> GOAL OF THE EXERCISE
Exactly as written, print each record in the listing.

══ TASK INPUT

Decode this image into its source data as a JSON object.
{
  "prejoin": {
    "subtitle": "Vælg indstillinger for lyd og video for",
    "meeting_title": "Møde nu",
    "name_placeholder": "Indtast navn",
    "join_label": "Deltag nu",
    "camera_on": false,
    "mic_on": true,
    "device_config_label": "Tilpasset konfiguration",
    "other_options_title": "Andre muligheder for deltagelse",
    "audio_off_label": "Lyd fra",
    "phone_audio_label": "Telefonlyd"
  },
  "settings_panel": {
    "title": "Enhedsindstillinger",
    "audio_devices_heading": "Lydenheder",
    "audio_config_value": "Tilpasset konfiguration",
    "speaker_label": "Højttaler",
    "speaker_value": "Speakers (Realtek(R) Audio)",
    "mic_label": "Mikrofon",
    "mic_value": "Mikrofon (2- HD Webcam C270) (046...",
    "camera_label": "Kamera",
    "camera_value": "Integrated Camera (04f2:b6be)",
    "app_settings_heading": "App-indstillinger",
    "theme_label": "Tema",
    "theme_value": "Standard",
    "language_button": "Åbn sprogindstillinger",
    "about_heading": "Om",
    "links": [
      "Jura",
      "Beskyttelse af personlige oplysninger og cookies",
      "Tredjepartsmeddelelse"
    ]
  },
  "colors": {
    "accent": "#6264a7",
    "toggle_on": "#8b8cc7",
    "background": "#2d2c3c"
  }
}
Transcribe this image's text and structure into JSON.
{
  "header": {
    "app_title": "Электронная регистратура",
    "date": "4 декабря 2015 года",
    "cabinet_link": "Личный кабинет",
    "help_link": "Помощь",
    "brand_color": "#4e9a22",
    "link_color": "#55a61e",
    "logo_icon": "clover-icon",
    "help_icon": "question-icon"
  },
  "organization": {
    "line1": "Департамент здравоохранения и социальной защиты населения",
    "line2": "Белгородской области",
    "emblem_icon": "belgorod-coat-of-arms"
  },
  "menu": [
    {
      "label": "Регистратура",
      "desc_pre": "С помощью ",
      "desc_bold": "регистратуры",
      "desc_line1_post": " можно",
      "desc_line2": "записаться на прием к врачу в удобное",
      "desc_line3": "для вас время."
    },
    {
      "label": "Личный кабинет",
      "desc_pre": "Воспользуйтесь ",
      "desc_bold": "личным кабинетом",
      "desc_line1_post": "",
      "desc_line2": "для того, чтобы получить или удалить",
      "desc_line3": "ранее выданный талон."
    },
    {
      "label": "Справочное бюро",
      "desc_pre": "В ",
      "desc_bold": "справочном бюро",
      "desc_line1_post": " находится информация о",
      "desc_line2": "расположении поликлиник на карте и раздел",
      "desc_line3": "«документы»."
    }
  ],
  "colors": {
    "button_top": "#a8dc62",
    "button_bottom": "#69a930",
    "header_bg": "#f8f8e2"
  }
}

════

> THE OUTPUT
Decode this image into its source data as a JSON object.
{
  "prejoin": {
    "subtitle": "Vælg indstillinger for lyd og video for",
    "meeting_title": "Møde nu",
    "name_placeholder": "Indtast navn",
    "join_label": "Deltag nu",
    "camera_on": false,
    "mic_on": true,
    "device_config_label": "Tilpasset konfiguration",
    "other_options_title": "Andre muligheder for deltagelse",
    "audio_off_label": "Lyd fra",
    "phone_audio_label": "Telefonlyd"
  },
  "settings_panel": {
    "title": "Enhedsindstillinger",
    "audio_devices_heading": "Lydenheder",
    "audio_config_value": "Tilpasset konfiguration",
    "speaker_label": "Højttaler",
    "speaker_value": "Speakers (Realtek(R) Audio)",
    "mic_label": "Mikrofon",
    "mic_value": "Mikrofon (2- HD Webcam C270) (046...",
    "camera_label": "Kamera",
    "camera_value": "Integrated Camera (04f2:b6be)",
    "app_settings_heading": "App-indstillinger",
    "theme_label": "Tema",
    "theme_value": "Standard",
    "language_button": "Åbn sprogindstillinger",
    "about_heading": "Om",
    "links": [
      "Jura",
      "Beskyttelse af personlige oplysninger og cookies",
      "Tredjepartsmeddelelse"
    ]
  },
  "colors": {
    "accent": "#6264a7",
    "toggle_on": "#8b8cc7",
    "background": "#2d2c3c"
  }
}
Transcribe this image's text and structure into JSON.
{
  "header": {
    "app_title": "Электронная регистратура",
    "date": "4 декабря 2015 года",
    "cabinet_link": "Личный кабинет",
    "help_link": "Помощь",
    "brand_color": "#4e9a22",
    "link_color": "#55a61e",
    "logo_icon": "clover-icon",
    "help_icon": "question-icon"
  },
  "organization": {
    "line1": "Департамент здравоохранения и социальной защиты населения",
    "line2": "Белгородской области",
    "emblem_icon": "belgorod-coat-of-arms"
  },
  "menu": [
    {
      "label": "Регистратура",
      "desc_pre": "С помощью ",
      "desc_bold": "регистратуры",
      "desc_line1_post": " можно",
      "desc_line2": "записаться на прием к врачу в удобное",
      "desc_line3": "для вас время."
    },
    {
      "label": "Личный кабинет",
      "desc_pre": "Воспользуйтесь ",
      "desc_bold": "личным кабинетом",
      "desc_line1_post": "",
      "desc_line2": "для того, чтобы получить или удалить",
      "desc_line3": "ранее выданный талон."
    },
    {
      "label": "Справочное бюро",
      "desc_pre": "В ",
      "desc_bold": "справочном бюро",
      "desc_line1_post": " находится информация о",
      "desc_line2": "расположении поликлиник на карте и раздел",
      "desc_line3": "«документы»."
    }
  ],
  "colors": {
    "button_top": "#a8dc62",
    "button_bottom": "#69a930",
    "header_bg": "#f8f8e2"
  }
}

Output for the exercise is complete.